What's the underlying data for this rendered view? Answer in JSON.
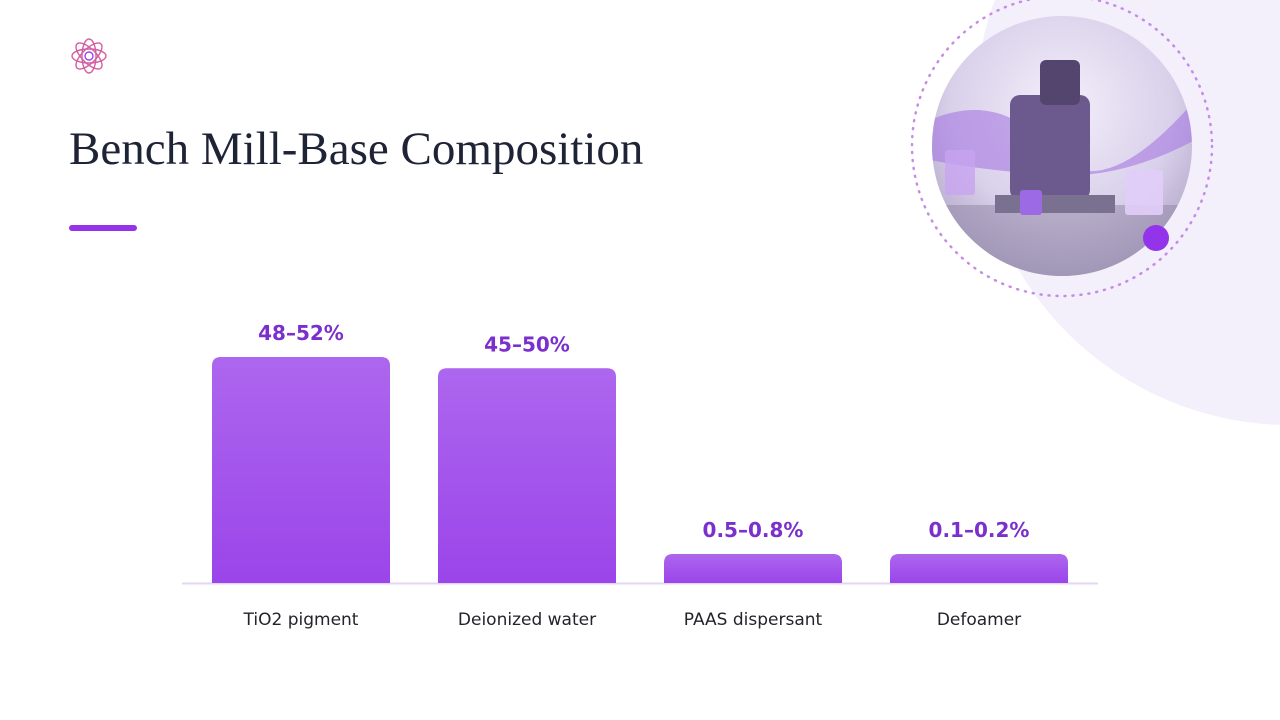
{
  "chart_data": {
    "type": "bar",
    "title": "Bench Mill-Base Composition",
    "categories": [
      "TiO2 pigment",
      "Deionized water",
      "PAAS dispersant",
      "Defoamer"
    ],
    "values": [
      50,
      47.5,
      0.65,
      0.15
    ],
    "value_labels": [
      "48–52%",
      "45–50%",
      "0.5–0.8%",
      "0.1–0.2%"
    ],
    "color": "#9b45ea"
  }
}
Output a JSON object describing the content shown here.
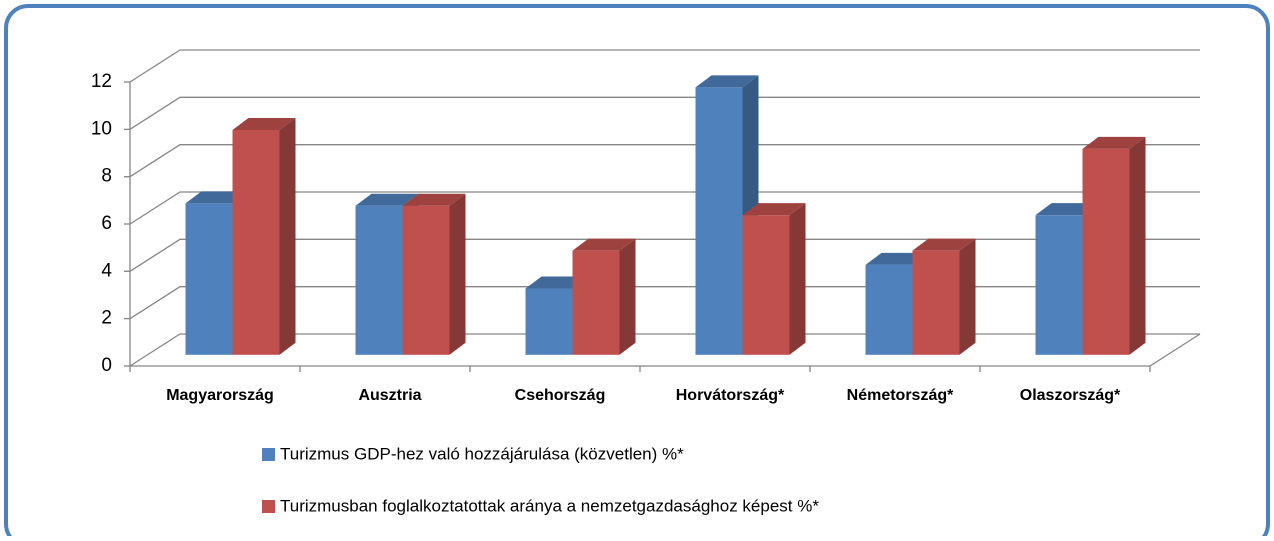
{
  "chart_data": {
    "type": "bar3d",
    "categories": [
      "Magyarország",
      "Ausztria",
      "Csehország",
      "Horvátország*",
      "Németország*",
      "Olaszország*"
    ],
    "series": [
      {
        "name": "Turizmus GDP-hez való hozzájárulása (közvetlen) %*",
        "color": "#4f81bd",
        "values": [
          6.4,
          6.3,
          2.8,
          11.3,
          3.8,
          5.9
        ]
      },
      {
        "name": "Turizmusban foglalkoztatottak aránya a nemzetgazdasághoz képest %*",
        "color": "#c0504d",
        "values": [
          9.5,
          6.3,
          4.4,
          5.9,
          4.4,
          8.7
        ]
      }
    ],
    "ylim": [
      0,
      12
    ],
    "yticks": [
      0,
      2,
      4,
      6,
      8,
      10,
      12
    ],
    "grid": true,
    "legend": "bottom"
  }
}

TASK REQUIREMENTS: Exclude all images and restate the records above word for word.

EXERCISE RESULT:
What's the underlying data for this rendered view? Answer in JSON.
{
  "chart_data": {
    "type": "bar",
    "title": "Bench Mill-Base Composition",
    "categories": [
      "TiO2 pigment",
      "Deionized water",
      "PAAS dispersant",
      "Defoamer"
    ],
    "values": [
      50,
      47.5,
      0.65,
      0.15
    ],
    "value_labels": [
      "48–52%",
      "45–50%",
      "0.5–0.8%",
      "0.1–0.2%"
    ],
    "color": "#9b45ea"
  }
}
Output a JSON object describing the content shown here.
{
  "chart_data": {
    "type": "bar3d",
    "categories": [
      "Magyarország",
      "Ausztria",
      "Csehország",
      "Horvátország*",
      "Németország*",
      "Olaszország*"
    ],
    "series": [
      {
        "name": "Turizmus GDP-hez való hozzájárulása (közvetlen) %*",
        "color": "#4f81bd",
        "values": [
          6.4,
          6.3,
          2.8,
          11.3,
          3.8,
          5.9
        ]
      },
      {
        "name": "Turizmusban foglalkoztatottak aránya a nemzetgazdasághoz képest %*",
        "color": "#c0504d",
        "values": [
          9.5,
          6.3,
          4.4,
          5.9,
          4.4,
          8.7
        ]
      }
    ],
    "ylim": [
      0,
      12
    ],
    "yticks": [
      0,
      2,
      4,
      6,
      8,
      10,
      12
    ],
    "grid": true,
    "legend": "bottom"
  }
}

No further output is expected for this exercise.